Entries with figure data
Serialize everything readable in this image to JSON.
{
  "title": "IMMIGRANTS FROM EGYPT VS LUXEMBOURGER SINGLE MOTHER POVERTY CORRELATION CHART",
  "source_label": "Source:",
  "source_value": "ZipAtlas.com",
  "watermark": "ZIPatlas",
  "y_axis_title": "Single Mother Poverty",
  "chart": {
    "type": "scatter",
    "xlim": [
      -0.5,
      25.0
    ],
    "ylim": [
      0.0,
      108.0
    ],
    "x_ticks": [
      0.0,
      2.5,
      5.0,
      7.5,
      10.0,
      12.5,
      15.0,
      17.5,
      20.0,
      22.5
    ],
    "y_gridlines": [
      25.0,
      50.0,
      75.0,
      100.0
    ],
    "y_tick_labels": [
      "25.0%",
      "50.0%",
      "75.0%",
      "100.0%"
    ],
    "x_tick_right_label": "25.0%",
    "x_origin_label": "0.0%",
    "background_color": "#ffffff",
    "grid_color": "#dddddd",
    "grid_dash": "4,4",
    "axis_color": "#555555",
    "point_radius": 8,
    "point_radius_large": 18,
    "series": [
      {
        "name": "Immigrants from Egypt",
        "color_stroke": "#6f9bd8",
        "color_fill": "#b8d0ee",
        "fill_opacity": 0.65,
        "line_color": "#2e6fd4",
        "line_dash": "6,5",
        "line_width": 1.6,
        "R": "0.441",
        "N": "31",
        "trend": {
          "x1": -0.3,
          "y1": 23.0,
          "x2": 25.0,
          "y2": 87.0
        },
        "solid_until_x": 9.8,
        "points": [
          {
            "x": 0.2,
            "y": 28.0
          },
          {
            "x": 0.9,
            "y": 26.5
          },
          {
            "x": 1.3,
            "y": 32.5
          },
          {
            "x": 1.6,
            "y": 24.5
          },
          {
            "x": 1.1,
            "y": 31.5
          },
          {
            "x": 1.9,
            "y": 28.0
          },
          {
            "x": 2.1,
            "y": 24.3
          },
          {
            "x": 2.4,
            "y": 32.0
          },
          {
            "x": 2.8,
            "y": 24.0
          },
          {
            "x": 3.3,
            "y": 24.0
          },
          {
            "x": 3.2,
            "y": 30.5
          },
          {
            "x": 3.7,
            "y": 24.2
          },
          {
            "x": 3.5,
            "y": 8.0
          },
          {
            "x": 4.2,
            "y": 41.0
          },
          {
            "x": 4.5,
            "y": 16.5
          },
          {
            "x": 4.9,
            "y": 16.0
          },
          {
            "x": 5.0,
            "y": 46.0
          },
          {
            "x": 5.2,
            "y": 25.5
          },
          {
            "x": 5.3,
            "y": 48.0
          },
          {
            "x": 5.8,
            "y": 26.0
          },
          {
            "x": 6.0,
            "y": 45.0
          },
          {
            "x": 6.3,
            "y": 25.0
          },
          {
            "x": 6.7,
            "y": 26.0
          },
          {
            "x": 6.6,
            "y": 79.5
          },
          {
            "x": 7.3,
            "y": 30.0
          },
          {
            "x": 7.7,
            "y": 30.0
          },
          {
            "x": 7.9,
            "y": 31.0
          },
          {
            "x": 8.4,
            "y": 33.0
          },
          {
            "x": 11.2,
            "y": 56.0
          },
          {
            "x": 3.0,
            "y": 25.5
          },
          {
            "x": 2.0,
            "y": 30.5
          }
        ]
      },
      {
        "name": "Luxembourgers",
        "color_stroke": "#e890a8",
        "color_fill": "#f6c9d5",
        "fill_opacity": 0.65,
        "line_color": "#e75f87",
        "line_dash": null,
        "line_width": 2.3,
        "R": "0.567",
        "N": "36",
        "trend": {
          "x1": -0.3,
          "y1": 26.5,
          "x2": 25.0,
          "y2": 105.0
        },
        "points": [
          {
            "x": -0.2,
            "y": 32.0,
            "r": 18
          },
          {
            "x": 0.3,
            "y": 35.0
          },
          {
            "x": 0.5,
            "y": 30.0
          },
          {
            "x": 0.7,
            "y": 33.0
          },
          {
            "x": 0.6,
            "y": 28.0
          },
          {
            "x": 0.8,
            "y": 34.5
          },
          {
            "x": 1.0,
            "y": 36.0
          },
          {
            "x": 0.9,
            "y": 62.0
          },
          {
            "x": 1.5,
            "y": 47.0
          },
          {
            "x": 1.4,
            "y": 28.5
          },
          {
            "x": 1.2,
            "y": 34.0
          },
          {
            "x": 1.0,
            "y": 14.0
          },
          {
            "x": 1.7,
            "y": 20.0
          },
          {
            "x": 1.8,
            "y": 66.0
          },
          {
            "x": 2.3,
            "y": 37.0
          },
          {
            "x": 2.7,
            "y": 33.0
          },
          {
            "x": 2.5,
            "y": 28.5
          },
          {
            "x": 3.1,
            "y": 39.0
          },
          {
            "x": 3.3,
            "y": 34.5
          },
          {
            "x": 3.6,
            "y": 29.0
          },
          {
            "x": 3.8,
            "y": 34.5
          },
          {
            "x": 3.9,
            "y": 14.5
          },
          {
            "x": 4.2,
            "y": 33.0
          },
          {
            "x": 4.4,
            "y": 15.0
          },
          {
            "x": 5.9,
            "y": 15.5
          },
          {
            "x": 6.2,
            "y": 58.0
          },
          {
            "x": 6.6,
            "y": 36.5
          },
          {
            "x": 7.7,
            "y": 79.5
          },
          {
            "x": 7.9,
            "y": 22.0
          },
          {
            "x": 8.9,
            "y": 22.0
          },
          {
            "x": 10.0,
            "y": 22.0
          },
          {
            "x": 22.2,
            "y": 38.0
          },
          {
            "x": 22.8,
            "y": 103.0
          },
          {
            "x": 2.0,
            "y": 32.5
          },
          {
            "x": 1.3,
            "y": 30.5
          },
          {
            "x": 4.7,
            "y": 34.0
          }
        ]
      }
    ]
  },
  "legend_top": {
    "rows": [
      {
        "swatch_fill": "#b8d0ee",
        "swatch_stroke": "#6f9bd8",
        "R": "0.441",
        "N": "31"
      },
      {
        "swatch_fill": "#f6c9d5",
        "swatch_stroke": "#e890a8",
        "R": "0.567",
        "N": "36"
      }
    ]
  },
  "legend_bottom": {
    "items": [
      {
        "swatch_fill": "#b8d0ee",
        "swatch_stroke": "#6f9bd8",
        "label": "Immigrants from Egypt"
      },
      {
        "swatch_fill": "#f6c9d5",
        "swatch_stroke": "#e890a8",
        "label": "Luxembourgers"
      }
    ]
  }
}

▸ GOAL
Reproduce every line of the material above exactly.

▸ EXPECTED OUTPUT
Serialize everything readable in this image to JSON.
{
  "title": "IMMIGRANTS FROM EGYPT VS LUXEMBOURGER SINGLE MOTHER POVERTY CORRELATION CHART",
  "source_label": "Source:",
  "source_value": "ZipAtlas.com",
  "watermark": "ZIPatlas",
  "y_axis_title": "Single Mother Poverty",
  "chart": {
    "type": "scatter",
    "xlim": [
      -0.5,
      25.0
    ],
    "ylim": [
      0.0,
      108.0
    ],
    "x_ticks": [
      0.0,
      2.5,
      5.0,
      7.5,
      10.0,
      12.5,
      15.0,
      17.5,
      20.0,
      22.5
    ],
    "y_gridlines": [
      25.0,
      50.0,
      75.0,
      100.0
    ],
    "y_tick_labels": [
      "25.0%",
      "50.0%",
      "75.0%",
      "100.0%"
    ],
    "x_tick_right_label": "25.0%",
    "x_origin_label": "0.0%",
    "background_color": "#ffffff",
    "grid_color": "#dddddd",
    "grid_dash": "4,4",
    "axis_color": "#555555",
    "point_radius": 8,
    "point_radius_large": 18,
    "series": [
      {
        "name": "Immigrants from Egypt",
        "color_stroke": "#6f9bd8",
        "color_fill": "#b8d0ee",
        "fill_opacity": 0.65,
        "line_color": "#2e6fd4",
        "line_dash": "6,5",
        "line_width": 1.6,
        "R": "0.441",
        "N": "31",
        "trend": {
          "x1": -0.3,
          "y1": 23.0,
          "x2": 25.0,
          "y2": 87.0
        },
        "solid_until_x": 9.8,
        "points": [
          {
            "x": 0.2,
            "y": 28.0
          },
          {
            "x": 0.9,
            "y": 26.5
          },
          {
            "x": 1.3,
            "y": 32.5
          },
          {
            "x": 1.6,
            "y": 24.5
          },
          {
            "x": 1.1,
            "y": 31.5
          },
          {
            "x": 1.9,
            "y": 28.0
          },
          {
            "x": 2.1,
            "y": 24.3
          },
          {
            "x": 2.4,
            "y": 32.0
          },
          {
            "x": 2.8,
            "y": 24.0
          },
          {
            "x": 3.3,
            "y": 24.0
          },
          {
            "x": 3.2,
            "y": 30.5
          },
          {
            "x": 3.7,
            "y": 24.2
          },
          {
            "x": 3.5,
            "y": 8.0
          },
          {
            "x": 4.2,
            "y": 41.0
          },
          {
            "x": 4.5,
            "y": 16.5
          },
          {
            "x": 4.9,
            "y": 16.0
          },
          {
            "x": 5.0,
            "y": 46.0
          },
          {
            "x": 5.2,
            "y": 25.5
          },
          {
            "x": 5.3,
            "y": 48.0
          },
          {
            "x": 5.8,
            "y": 26.0
          },
          {
            "x": 6.0,
            "y": 45.0
          },
          {
            "x": 6.3,
            "y": 25.0
          },
          {
            "x": 6.7,
            "y": 26.0
          },
          {
            "x": 6.6,
            "y": 79.5
          },
          {
            "x": 7.3,
            "y": 30.0
          },
          {
            "x": 7.7,
            "y": 30.0
          },
          {
            "x": 7.9,
            "y": 31.0
          },
          {
            "x": 8.4,
            "y": 33.0
          },
          {
            "x": 11.2,
            "y": 56.0
          },
          {
            "x": 3.0,
            "y": 25.5
          },
          {
            "x": 2.0,
            "y": 30.5
          }
        ]
      },
      {
        "name": "Luxembourgers",
        "color_stroke": "#e890a8",
        "color_fill": "#f6c9d5",
        "fill_opacity": 0.65,
        "line_color": "#e75f87",
        "line_dash": null,
        "line_width": 2.3,
        "R": "0.567",
        "N": "36",
        "trend": {
          "x1": -0.3,
          "y1": 26.5,
          "x2": 25.0,
          "y2": 105.0
        },
        "points": [
          {
            "x": -0.2,
            "y": 32.0,
            "r": 18
          },
          {
            "x": 0.3,
            "y": 35.0
          },
          {
            "x": 0.5,
            "y": 30.0
          },
          {
            "x": 0.7,
            "y": 33.0
          },
          {
            "x": 0.6,
            "y": 28.0
          },
          {
            "x": 0.8,
            "y": 34.5
          },
          {
            "x": 1.0,
            "y": 36.0
          },
          {
            "x": 0.9,
            "y": 62.0
          },
          {
            "x": 1.5,
            "y": 47.0
          },
          {
            "x": 1.4,
            "y": 28.5
          },
          {
            "x": 1.2,
            "y": 34.0
          },
          {
            "x": 1.0,
            "y": 14.0
          },
          {
            "x": 1.7,
            "y": 20.0
          },
          {
            "x": 1.8,
            "y": 66.0
          },
          {
            "x": 2.3,
            "y": 37.0
          },
          {
            "x": 2.7,
            "y": 33.0
          },
          {
            "x": 2.5,
            "y": 28.5
          },
          {
            "x": 3.1,
            "y": 39.0
          },
          {
            "x": 3.3,
            "y": 34.5
          },
          {
            "x": 3.6,
            "y": 29.0
          },
          {
            "x": 3.8,
            "y": 34.5
          },
          {
            "x": 3.9,
            "y": 14.5
          },
          {
            "x": 4.2,
            "y": 33.0
          },
          {
            "x": 4.4,
            "y": 15.0
          },
          {
            "x": 5.9,
            "y": 15.5
          },
          {
            "x": 6.2,
            "y": 58.0
          },
          {
            "x": 6.6,
            "y": 36.5
          },
          {
            "x": 7.7,
            "y": 79.5
          },
          {
            "x": 7.9,
            "y": 22.0
          },
          {
            "x": 8.9,
            "y": 22.0
          },
          {
            "x": 10.0,
            "y": 22.0
          },
          {
            "x": 22.2,
            "y": 38.0
          },
          {
            "x": 22.8,
            "y": 103.0
          },
          {
            "x": 2.0,
            "y": 32.5
          },
          {
            "x": 1.3,
            "y": 30.5
          },
          {
            "x": 4.7,
            "y": 34.0
          }
        ]
      }
    ]
  },
  "legend_top": {
    "rows": [
      {
        "swatch_fill": "#b8d0ee",
        "swatch_stroke": "#6f9bd8",
        "R": "0.441",
        "N": "31"
      },
      {
        "swatch_fill": "#f6c9d5",
        "swatch_stroke": "#e890a8",
        "R": "0.567",
        "N": "36"
      }
    ]
  },
  "legend_bottom": {
    "items": [
      {
        "swatch_fill": "#b8d0ee",
        "swatch_stroke": "#6f9bd8",
        "label": "Immigrants from Egypt"
      },
      {
        "swatch_fill": "#f6c9d5",
        "swatch_stroke": "#e890a8",
        "label": "Luxembourgers"
      }
    ]
  }
}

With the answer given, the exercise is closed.